#### What the exercise asks:
Please copy the records between the lines holding "svg-text:LabelID=IVphb: LabelID=IVphb —" and "svg-text:SS121: SS121 — [289, 421, 311, 430]", inclusive, without any changes.

#### Task data:
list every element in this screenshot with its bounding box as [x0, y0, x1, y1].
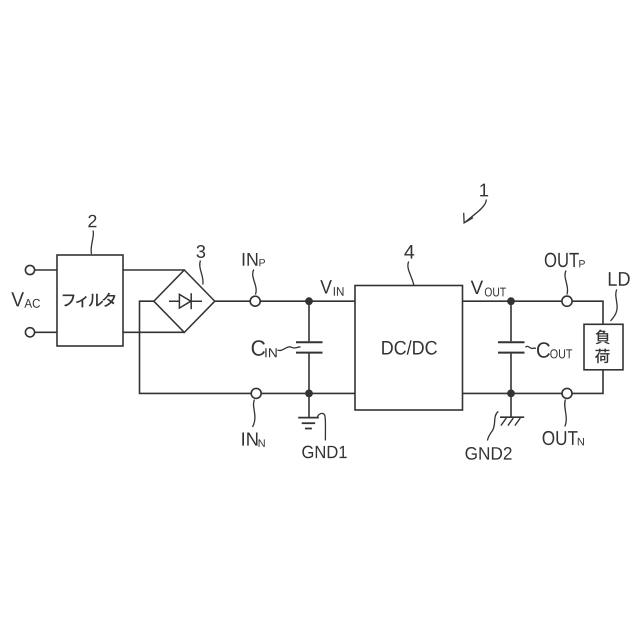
- wire: DC/DC to OUTP terminal: [463, 300, 563, 302]
- leader from LD to load box: [611, 290, 618, 322]
- terminal OUTN: [562, 388, 572, 398]
- ground GND1 symbol: [308, 393, 310, 417]
- terminal: AC input top: [25, 265, 34, 274]
- arrow for 1: [465, 200, 487, 223]
- wire: filter to bridge top vertex: [123, 269, 184, 271]
- wire: bridge right vertex to INP terminal: [215, 300, 250, 302]
- chassis ground GND2 symbol: [510, 393, 512, 417]
- capacitor CIN: [308, 301, 310, 341]
- leader line for 4: [408, 262, 414, 286]
- label VAC: [11, 292, 24, 306]
- wire: INN terminal to DC/DC: [261, 392, 355, 394]
- leader line for 2: [91, 231, 93, 255]
- diode inside bridge: [169, 300, 202, 302]
- terminal INP: [250, 296, 260, 306]
- leader for GND2: [487, 411, 498, 440]
- label VIN: [320, 280, 332, 293]
- label LD: [609, 272, 630, 286]
- reference numeral 3: [197, 245, 206, 258]
- leader line for 3: [200, 261, 203, 285]
- leader from OUTP label to terminal: [565, 271, 568, 295]
- wire: bridge left vertex down to bottom rail: [140, 301, 252, 393]
- wire: load to OUTN terminal: [572, 370, 603, 394]
- node: VIN junction: [305, 297, 313, 305]
- leader squiggle from capacitor to COUT label: [526, 346, 537, 348]
- node: CIN bottom junction: [305, 390, 313, 398]
- load block (負荷): [584, 324, 623, 370]
- terminal OUTP: [562, 296, 572, 306]
- leader squiggle from CIN to capacitor: [278, 347, 301, 351]
- capacitor COUT: [510, 301, 512, 341]
- terminal: AC input bottom: [25, 328, 34, 337]
- label OUTN: [543, 431, 578, 445]
- label VOUT: [471, 281, 483, 294]
- label GND1: [302, 446, 346, 459]
- node: COUT bottom junction: [507, 390, 515, 398]
- bridge rectifier 3 (diamond): [154, 270, 215, 332]
- label INP: [243, 253, 258, 266]
- label CIN: [252, 340, 265, 356]
- reference numeral 4: [404, 245, 414, 258]
- reference numeral 2: [88, 215, 96, 227]
- label INN: [242, 433, 257, 446]
- filter block 2: [57, 255, 123, 346]
- DC/DC converter block 4: [355, 286, 463, 411]
- label OUTP: [545, 253, 579, 268]
- wire: DC/DC to OUTN terminal: [463, 392, 563, 394]
- leader from INP label to terminal: [253, 270, 256, 295]
- wire: OUTP to load: [572, 301, 603, 324]
- label GND2: [465, 447, 511, 460]
- label filter (フィルタ): [63, 294, 75, 306]
- wire: VAC top terminal to filter: [35, 269, 57, 271]
- reference numeral 1: [480, 184, 488, 197]
- label COUT: [537, 342, 550, 358]
- wire: VAC bottom terminal to filter: [35, 331, 57, 333]
- leader from OUTN terminal to label: [565, 400, 567, 427]
- wire: filter to bridge bottom vertex: [123, 331, 184, 333]
- leader hook for GND1: [317, 413, 325, 440]
- terminal INN: [251, 388, 261, 398]
- leader from INN terminal to label: [253, 400, 255, 428]
- node: VOUT junction: [507, 297, 515, 305]
- wire: INP terminal to DC/DC: [260, 300, 355, 302]
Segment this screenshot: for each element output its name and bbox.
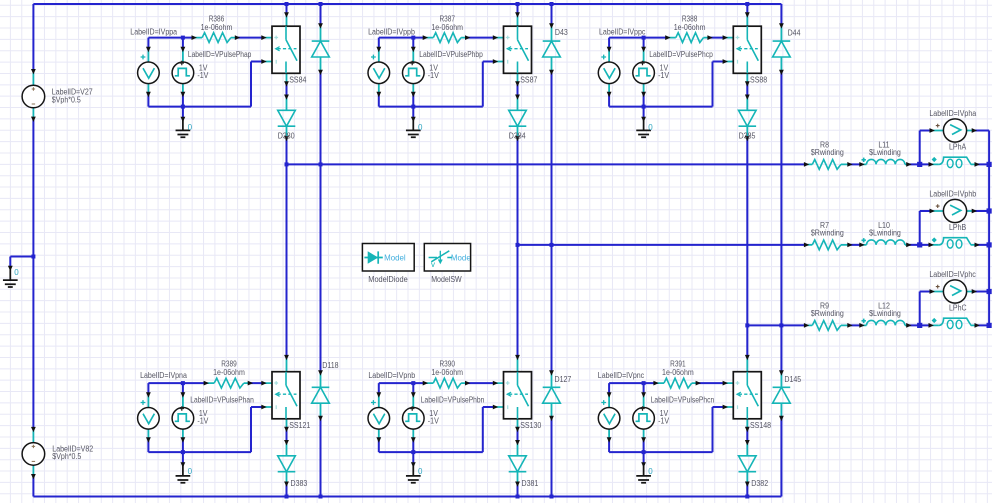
svg-text:LabelID=IVphb: LabelID=IVphb — [929, 189, 976, 198]
svg-text:ModelSW: ModelSW — [431, 275, 462, 284]
svg-text:1e-06ohm: 1e-06ohm — [431, 368, 463, 377]
svg-text:1e-06ohm: 1e-06ohm — [213, 368, 245, 377]
svg-text:LabelID=IVpnc: LabelID=IVpnc — [598, 371, 644, 380]
svg-text:0: 0 — [14, 268, 19, 277]
svg-text:1e-06ohm: 1e-06ohm — [431, 23, 463, 32]
svg-text:SS130: SS130 — [520, 421, 542, 430]
svg-text:-1V: -1V — [658, 417, 670, 426]
svg-text:0: 0 — [418, 123, 423, 132]
svg-text:$Lwinding: $Lwinding — [869, 148, 901, 157]
svg-text:$Rwinding: $Rwinding — [811, 229, 844, 238]
svg-text:-1V: -1V — [658, 71, 670, 80]
svg-text:LabelID=IVppb: LabelID=IVppb — [368, 27, 415, 36]
svg-text:LabelID=IVphc: LabelID=IVphc — [929, 270, 975, 279]
svg-text:SS84: SS84 — [289, 76, 307, 85]
svg-text:D383: D383 — [291, 479, 308, 488]
svg-text:LPhA: LPhA — [949, 143, 967, 152]
svg-text:D380: D380 — [278, 132, 295, 141]
svg-text:D43: D43 — [555, 28, 568, 37]
svg-text:D127: D127 — [555, 375, 572, 384]
svg-text:LabelID=IVpna: LabelID=IVpna — [140, 371, 187, 380]
svg-text:v: v — [431, 260, 435, 269]
svg-text:LPhB: LPhB — [949, 223, 966, 232]
svg-text:R390: R390 — [439, 359, 455, 368]
svg-text:0: 0 — [418, 467, 423, 476]
svg-text:LPhC: LPhC — [949, 304, 967, 313]
svg-text:LabelID=IVppc: LabelID=IVppc — [599, 27, 645, 36]
svg-text:SS121: SS121 — [289, 421, 311, 430]
svg-text:ModelDiode: ModelDiode — [368, 275, 408, 284]
svg-text:$Lwinding: $Lwinding — [869, 229, 901, 238]
svg-text:$Lwinding: $Lwinding — [869, 309, 901, 318]
svg-text:LabelID=VPulsePhcp: LabelID=VPulsePhcp — [649, 50, 713, 59]
svg-text:LabelID=VPulsePhap: LabelID=VPulsePhap — [188, 50, 252, 59]
svg-text:D382: D382 — [751, 479, 768, 488]
svg-text:LabelID=VPulsePhcn: LabelID=VPulsePhcn — [651, 396, 715, 405]
svg-text:LabelID=IVpnb: LabelID=IVpnb — [368, 371, 415, 380]
svg-text:D385: D385 — [739, 132, 756, 141]
svg-text:R391: R391 — [670, 359, 686, 368]
svg-text:-1V: -1V — [428, 71, 440, 80]
svg-text:$Rwinding: $Rwinding — [811, 148, 844, 157]
svg-text:SS88: SS88 — [750, 76, 768, 85]
svg-text:SS87: SS87 — [520, 76, 538, 85]
svg-text:1e-06ohm: 1e-06ohm — [674, 23, 706, 32]
svg-text:$Vph*0.5: $Vph*0.5 — [52, 95, 81, 104]
svg-text:-1V: -1V — [197, 71, 209, 80]
svg-text:$Vph*0.5: $Vph*0.5 — [52, 452, 81, 461]
svg-text:-1V: -1V — [197, 417, 209, 426]
svg-text:LabelID=IVppa: LabelID=IVppa — [130, 27, 177, 36]
svg-text:LabelID=VPulsePhan: LabelID=VPulsePhan — [190, 396, 254, 405]
svg-text:D44: D44 — [788, 29, 801, 38]
svg-text:0: 0 — [188, 123, 193, 132]
svg-text:LabelID=IVpha: LabelID=IVpha — [929, 109, 976, 118]
svg-text:-1V: -1V — [428, 417, 440, 426]
svg-text:D384: D384 — [509, 132, 526, 141]
svg-text:R389: R389 — [221, 359, 237, 368]
svg-text:1e-06ohm: 1e-06ohm — [201, 23, 233, 32]
svg-text:SS148: SS148 — [750, 421, 772, 430]
svg-text:$Rwinding: $Rwinding — [811, 309, 844, 318]
svg-text:LabelID=VPulsePhbp: LabelID=VPulsePhbp — [419, 50, 483, 59]
svg-text:D381: D381 — [522, 479, 539, 488]
svg-text:Model: Model — [384, 254, 406, 263]
svg-text:D118: D118 — [322, 361, 339, 370]
svg-text:0: 0 — [648, 467, 653, 476]
svg-text:D145: D145 — [784, 375, 801, 384]
svg-text:LabelID=VPulsePhbn: LabelID=VPulsePhbn — [421, 396, 485, 405]
svg-text:Model: Model — [451, 254, 473, 263]
svg-text:0: 0 — [188, 467, 193, 476]
svg-text:0: 0 — [648, 123, 653, 132]
svg-text:1e-06ohm: 1e-06ohm — [662, 368, 694, 377]
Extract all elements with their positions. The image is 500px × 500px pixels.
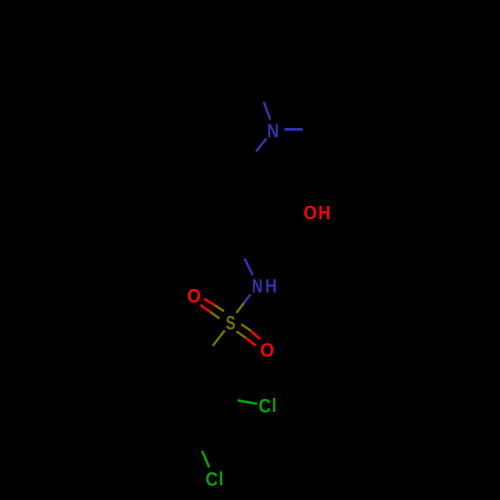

#### Reply to the task:
svg-text:LabelID=IVphb: LabelID=IVphb — [929, 189, 976, 198]
svg-text:ModelSW: ModelSW — [431, 275, 462, 284]
svg-text:1e-06ohm: 1e-06ohm — [431, 368, 463, 377]
svg-text:1e-06ohm: 1e-06ohm — [213, 368, 245, 377]
svg-text:LabelID=IVpnc: LabelID=IVpnc — [598, 371, 644, 380]
svg-text:0: 0 — [14, 268, 19, 277]
svg-text:1e-06ohm: 1e-06ohm — [431, 23, 463, 32]
svg-text:SS130: SS130 — [520, 421, 542, 430]
svg-text:-1V: -1V — [658, 417, 670, 426]
svg-text:0: 0 — [418, 123, 423, 132]
svg-text:$Lwinding: $Lwinding — [869, 148, 901, 157]
svg-text:$Rwinding: $Rwinding — [811, 229, 844, 238]
svg-text:-1V: -1V — [658, 71, 670, 80]
svg-text:LabelID=IVppb: LabelID=IVppb — [368, 27, 415, 36]
svg-text:LabelID=IVphc: LabelID=IVphc — [929, 270, 975, 279]
svg-text:SS84: SS84 — [289, 76, 307, 85]
svg-text:D383: D383 — [291, 479, 308, 488]
svg-text:LPhA: LPhA — [949, 143, 967, 152]
svg-text:D380: D380 — [278, 132, 295, 141]
svg-text:D43: D43 — [555, 28, 568, 37]
svg-text:D127: D127 — [555, 375, 572, 384]
svg-text:LabelID=IVpna: LabelID=IVpna — [140, 371, 187, 380]
svg-text:v: v — [431, 260, 435, 269]
svg-text:LPhB: LPhB — [949, 223, 966, 232]
svg-text:R390: R390 — [439, 359, 455, 368]
svg-text:0: 0 — [418, 467, 423, 476]
svg-text:LPhC: LPhC — [949, 304, 967, 313]
svg-text:LabelID=IVppc: LabelID=IVppc — [599, 27, 645, 36]
svg-text:SS121: SS121 — [289, 421, 311, 430]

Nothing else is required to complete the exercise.